Required work: Reproduce every record below exactly as it appears.

Supplied records:

════════

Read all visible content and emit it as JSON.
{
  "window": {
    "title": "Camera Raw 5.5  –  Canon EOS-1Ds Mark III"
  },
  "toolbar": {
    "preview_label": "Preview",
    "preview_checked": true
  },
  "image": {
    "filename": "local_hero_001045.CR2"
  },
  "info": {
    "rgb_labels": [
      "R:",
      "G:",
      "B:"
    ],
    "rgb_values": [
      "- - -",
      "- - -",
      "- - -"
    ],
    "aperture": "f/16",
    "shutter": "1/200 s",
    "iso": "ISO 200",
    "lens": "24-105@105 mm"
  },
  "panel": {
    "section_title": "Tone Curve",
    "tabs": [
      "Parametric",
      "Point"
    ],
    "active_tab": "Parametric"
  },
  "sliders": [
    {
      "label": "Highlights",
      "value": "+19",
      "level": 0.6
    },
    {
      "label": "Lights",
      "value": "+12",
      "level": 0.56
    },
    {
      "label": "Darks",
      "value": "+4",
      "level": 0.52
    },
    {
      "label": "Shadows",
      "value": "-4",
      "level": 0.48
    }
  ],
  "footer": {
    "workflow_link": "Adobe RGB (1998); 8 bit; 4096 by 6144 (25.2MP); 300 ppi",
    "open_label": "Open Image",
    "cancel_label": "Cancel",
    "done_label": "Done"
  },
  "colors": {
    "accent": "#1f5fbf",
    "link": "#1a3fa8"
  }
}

════════

Solved problem:
Read all visible content and emit it as JSON.
{
  "window": {
    "title": "Camera Raw 5.5  –  Canon EOS-1Ds Mark III"
  },
  "toolbar": {
    "preview_label": "Preview",
    "preview_checked": true
  },
  "image": {
    "filename": "local_hero_001045.CR2"
  },
  "info": {
    "rgb_labels": [
      "R:",
      "G:",
      "B:"
    ],
    "rgb_values": [
      "- - -",
      "- - -",
      "- - -"
    ],
    "aperture": "f/16",
    "shutter": "1/200 s",
    "iso": "ISO 200",
    "lens": "24-105@105 mm"
  },
  "panel": {
    "section_title": "Tone Curve",
    "tabs": [
      "Parametric",
      "Point"
    ],
    "active_tab": "Parametric"
  },
  "sliders": [
    {
      "label": "Highlights",
      "value": "+19",
      "level": 0.6
    },
    {
      "label": "Lights",
      "value": "+12",
      "level": 0.56
    },
    {
      "label": "Darks",
      "value": "+4",
      "level": 0.52
    },
    {
      "label": "Shadows",
      "value": "-4",
      "level": 0.48
    }
  ],
  "footer": {
    "workflow_link": "Adobe RGB (1998); 8 bit; 4096 by 6144 (25.2MP); 300 ppi",
    "open_label": "Open Image",
    "cancel_label": "Cancel",
    "done_label": "Done"
  },
  "colors": {
    "accent": "#1f5fbf",
    "link": "#1a3fa8"
  }
}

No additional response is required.